::: Input rows :::

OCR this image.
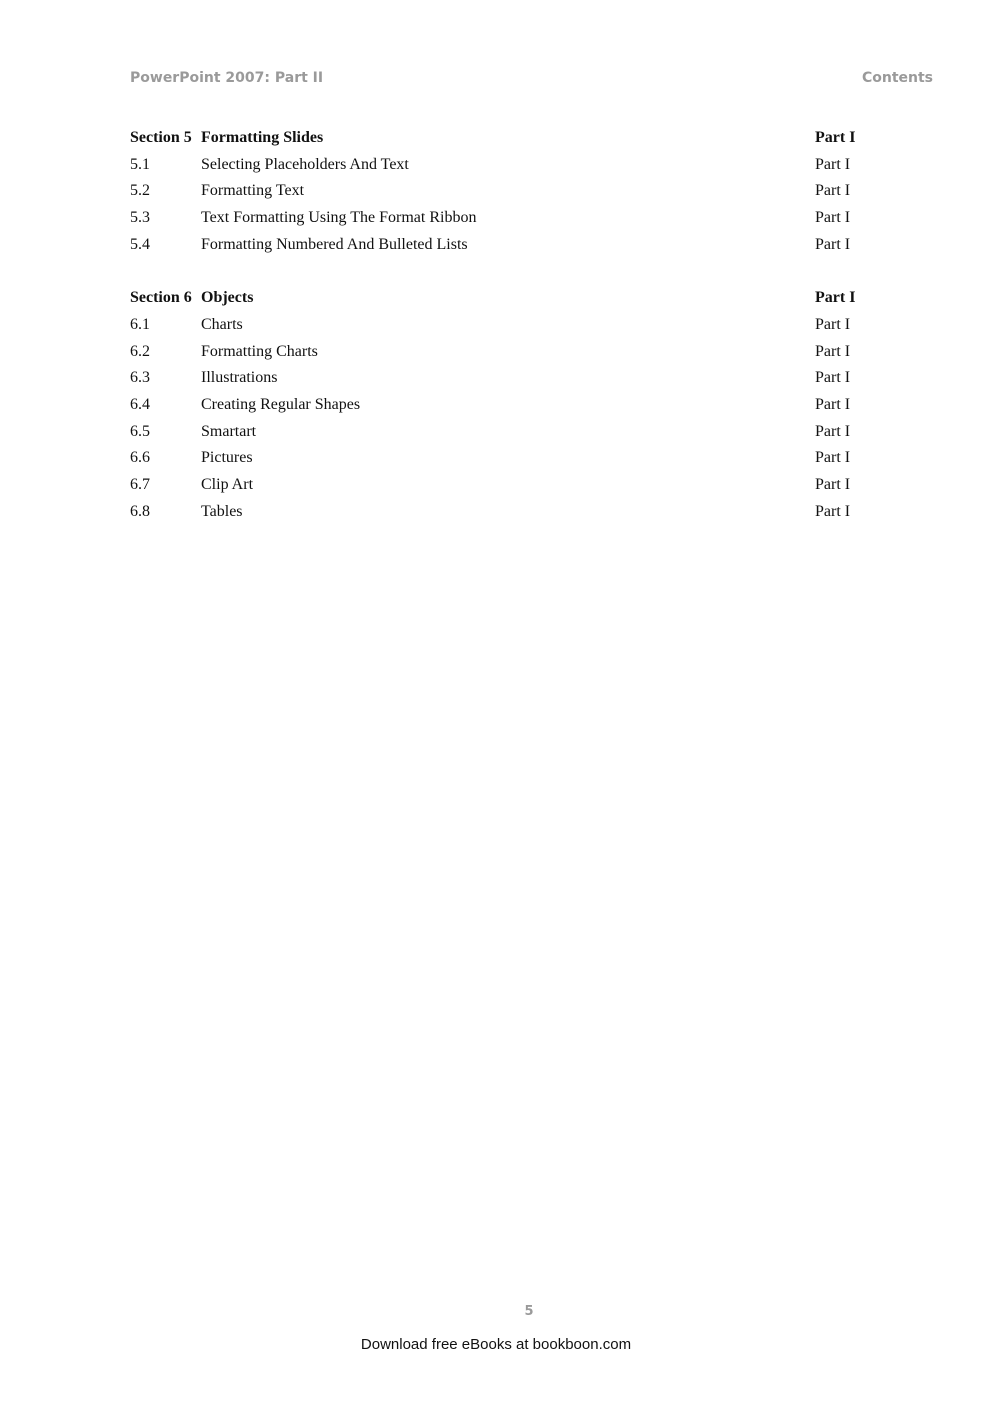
PowerPoint 2007: Part II	Contents
Section 5 Formatting Slides	Part I
5.1	Selecting Placeholders And Text	Part I
5.2	Formatting Text	Part I
5.3	Text Formatting Using The Format Ribbon	Part I
5.4	Formatting Numbered And Bulleted Lists	Part I
Section 6 Objects	Part I
6.1	Charts	Part I
6.2	Formatting Charts	Part I
6.3	Illustrations	Part I
6.4	Creating Regular Shapes	Part I
6.5	Smartart	Part I
6.6	Pictures	Part I
6.7	Clip Art	Part I
6.8	Tables	Part I
5
Download free eBooks at bookboon.com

:::

> [What the task requires] Retype all of the entries exactly as written, leaving out any images.

> [Response]
OCR this image.
PowerPoint 2007: Part II	Contents
Section 5 Formatting Slides	Part I
5.1	Selecting Placeholders And Text	Part I
5.2	Formatting Text	Part I
5.3	Text Formatting Using The Format Ribbon	Part I
5.4	Formatting Numbered And Bulleted Lists	Part I
Section 6 Objects	Part I
6.1	Charts	Part I
6.2	Formatting Charts	Part I
6.3	Illustrations	Part I
6.4	Creating Regular Shapes	Part I
6.5	Smartart	Part I
6.6	Pictures	Part I
6.7	Clip Art	Part I
6.8	Tables	Part I
5
Download free eBooks at bookboon.com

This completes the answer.